:: QUESTIONS ON THE MATERIAL ::
a: In the passage on elective single embryo transfer, what share of twin births do fertility treatments account for?
b: Extend the passage on elective single embryo transfer, picking up after its final sentence.

:: PASSAGE SHOWN ::
►

About Fertility
Elective Single Embryo Transfer (eSET): Rethinking the “One Pregnancy and Done” Philosophy
Many couples with infertility both desire and welcome the birth of twins, thus affording an instant family often after years of frustration, disappointments and inability to conceive adopting a “once and done” motto. Limitations of insurance coverage and increasing competition amongst infertility centers demands that pregnancy be achieved in as few cycles as is possible. Such pressures often culminate in the transfer of multiple high-quality embryos.
As a result, these treatments now are responsible for 50% of twin births and 75% of higher-order births. The inherent risk of a multiple-gestation pregnancy to both mother and fetus(es) alike are not trivial, and increase dramatically when fetuses share a uterus. The most common maternal risks include: pregnancy-associated hypertension, gestational diabetes and Cesarean delivery. The most worrisome obstetric complications include: premature membrane rupture, premature birth, incomplete organ maturation and compromise as well as placental abruption. Both individually and in combination, these issues can cause significant morbidity and possible mortality. Rooted in the desire to promote maternal and fetal well-being, our profession is driven to develop both philosophies and technologic methods that reduce the frequency of multiple gestations and higher order (>2) pregnancies. Ultimately, the goal of ART (assisted reproductive technologies) is the delivery of a single, healthy child.
The most effective means for reduction is the promotion of an elective, single-embryo transfer (eSET). The concept of eSET is not new and is presented as a reasonable response to the high proportion of multiple pregnancies generated. The philosophy of eSET, and the inherent need to maintain pregnancy success while limiting the number of embryos transferred, has called the field to address various aspects of single-embryo transfer. Refinement of both embryo selection techniques and evaluation of patient candidacy for eSET demonstrate that it is effective in maintaining pregnancy rates while reducing significantly the number of higher-order pregnancies. Furthermore, as an application, eSET allows us to study the relationship between individual embryo characteristics and implantation. Expanding our understanding of these intricate processes of embryo development and implantation will afford greater success in the future.

◄

:: ENTRIES SHOWN ::
►

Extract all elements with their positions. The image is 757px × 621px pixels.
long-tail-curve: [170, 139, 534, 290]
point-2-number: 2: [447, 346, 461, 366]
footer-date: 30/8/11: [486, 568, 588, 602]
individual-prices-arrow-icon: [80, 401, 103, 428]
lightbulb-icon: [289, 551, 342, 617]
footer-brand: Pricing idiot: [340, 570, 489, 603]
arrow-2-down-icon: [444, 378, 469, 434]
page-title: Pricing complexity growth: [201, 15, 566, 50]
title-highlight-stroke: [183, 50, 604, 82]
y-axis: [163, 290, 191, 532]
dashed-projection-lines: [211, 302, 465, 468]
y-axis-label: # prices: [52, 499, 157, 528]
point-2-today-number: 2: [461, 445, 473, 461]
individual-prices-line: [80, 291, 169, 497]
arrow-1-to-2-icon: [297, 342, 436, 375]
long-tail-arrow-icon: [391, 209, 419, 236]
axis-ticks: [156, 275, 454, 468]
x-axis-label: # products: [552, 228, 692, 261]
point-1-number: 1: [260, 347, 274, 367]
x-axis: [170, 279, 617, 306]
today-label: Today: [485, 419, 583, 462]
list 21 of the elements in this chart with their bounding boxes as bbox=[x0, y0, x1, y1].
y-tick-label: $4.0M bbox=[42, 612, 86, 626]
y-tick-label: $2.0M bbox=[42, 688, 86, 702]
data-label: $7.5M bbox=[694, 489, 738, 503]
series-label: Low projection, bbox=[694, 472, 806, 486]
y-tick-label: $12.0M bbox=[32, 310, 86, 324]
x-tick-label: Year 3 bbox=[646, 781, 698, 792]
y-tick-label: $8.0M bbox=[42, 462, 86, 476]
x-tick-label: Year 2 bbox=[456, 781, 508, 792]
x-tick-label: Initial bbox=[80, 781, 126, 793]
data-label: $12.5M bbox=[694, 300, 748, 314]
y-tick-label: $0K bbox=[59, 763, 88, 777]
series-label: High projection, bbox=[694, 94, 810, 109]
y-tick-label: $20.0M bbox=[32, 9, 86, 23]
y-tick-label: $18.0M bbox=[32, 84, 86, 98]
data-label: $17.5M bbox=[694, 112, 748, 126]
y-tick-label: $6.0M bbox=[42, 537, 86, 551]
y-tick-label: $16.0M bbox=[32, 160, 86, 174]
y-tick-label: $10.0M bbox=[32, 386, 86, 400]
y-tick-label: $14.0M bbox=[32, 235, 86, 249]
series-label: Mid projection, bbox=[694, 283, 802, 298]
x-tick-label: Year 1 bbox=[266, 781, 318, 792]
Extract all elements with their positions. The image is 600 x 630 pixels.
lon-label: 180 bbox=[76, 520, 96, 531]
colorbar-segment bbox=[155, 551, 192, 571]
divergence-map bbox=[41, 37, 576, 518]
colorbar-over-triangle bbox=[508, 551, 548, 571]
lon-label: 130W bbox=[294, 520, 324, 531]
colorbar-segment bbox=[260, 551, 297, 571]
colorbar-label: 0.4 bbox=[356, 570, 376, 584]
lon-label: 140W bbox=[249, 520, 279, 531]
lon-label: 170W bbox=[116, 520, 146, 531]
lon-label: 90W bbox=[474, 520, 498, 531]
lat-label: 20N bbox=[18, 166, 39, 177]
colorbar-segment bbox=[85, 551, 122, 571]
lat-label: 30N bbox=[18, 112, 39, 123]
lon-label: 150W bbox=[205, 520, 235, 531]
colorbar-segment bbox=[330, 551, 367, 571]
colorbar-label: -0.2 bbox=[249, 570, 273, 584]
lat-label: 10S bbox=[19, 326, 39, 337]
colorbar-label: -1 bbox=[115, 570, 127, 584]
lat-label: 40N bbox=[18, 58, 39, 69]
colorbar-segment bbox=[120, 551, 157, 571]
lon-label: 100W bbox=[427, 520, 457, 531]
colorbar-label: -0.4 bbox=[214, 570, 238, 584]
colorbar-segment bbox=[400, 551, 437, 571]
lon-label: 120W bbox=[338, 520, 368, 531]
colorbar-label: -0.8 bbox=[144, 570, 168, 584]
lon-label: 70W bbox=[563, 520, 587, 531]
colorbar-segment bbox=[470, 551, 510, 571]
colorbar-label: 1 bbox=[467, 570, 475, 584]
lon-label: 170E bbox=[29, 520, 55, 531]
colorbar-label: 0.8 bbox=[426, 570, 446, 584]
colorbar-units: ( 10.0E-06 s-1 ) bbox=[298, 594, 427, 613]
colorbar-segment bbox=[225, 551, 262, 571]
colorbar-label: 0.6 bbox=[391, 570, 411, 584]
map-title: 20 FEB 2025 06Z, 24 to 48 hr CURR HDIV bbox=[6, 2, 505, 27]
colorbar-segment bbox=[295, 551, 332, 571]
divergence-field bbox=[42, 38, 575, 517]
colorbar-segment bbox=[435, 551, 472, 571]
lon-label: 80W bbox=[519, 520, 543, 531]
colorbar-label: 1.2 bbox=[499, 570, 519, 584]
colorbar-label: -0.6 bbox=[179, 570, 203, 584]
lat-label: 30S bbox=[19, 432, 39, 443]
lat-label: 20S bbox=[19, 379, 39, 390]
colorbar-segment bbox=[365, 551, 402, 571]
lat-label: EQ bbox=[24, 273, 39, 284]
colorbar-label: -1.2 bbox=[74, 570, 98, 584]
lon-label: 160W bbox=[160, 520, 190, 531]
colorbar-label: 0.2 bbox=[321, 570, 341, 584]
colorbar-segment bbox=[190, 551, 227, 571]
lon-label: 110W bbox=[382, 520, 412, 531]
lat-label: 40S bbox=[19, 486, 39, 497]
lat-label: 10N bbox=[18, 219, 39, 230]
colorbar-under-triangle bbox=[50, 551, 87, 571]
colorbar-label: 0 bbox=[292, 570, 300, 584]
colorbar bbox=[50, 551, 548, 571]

◄

:: YOUR WRITTEN ANSWERS ::
a: 50% of twin births

b:
eSET is not just a philosophy but also a viable concept in action. In Europe where eSET is implemented widely, the rates of multiple gestations have dropped. There was no significant decrease in the pregnancy rate although this potential outcome was much feared and anticipated. Our results at The Fertility Centers of New England supports the European experience as patients in whom we have done eSET have a greater than 40% on going pregnancy rate even in women up to the age of 37.
eSET is effective and promotes fetal well-being. These infants have fewer obstetric and neonatal issues. In fact, babies born from eSETs do better than babies born from multiple embryo-transfers even when there is a single fetus in utero. In fact, they perform as well as those singleton infants conceived naturally.
Eagerly, we await wide patient-acceptance of eSET. It is anticipated that patient confidence will grow as we demonstrate both clearly and continually, that it is possible to select the best embryo for transfer. As we work toward bettering reproductive science infertility treatments become more successful; and most importantly, we promote good pregnancies and healthy children.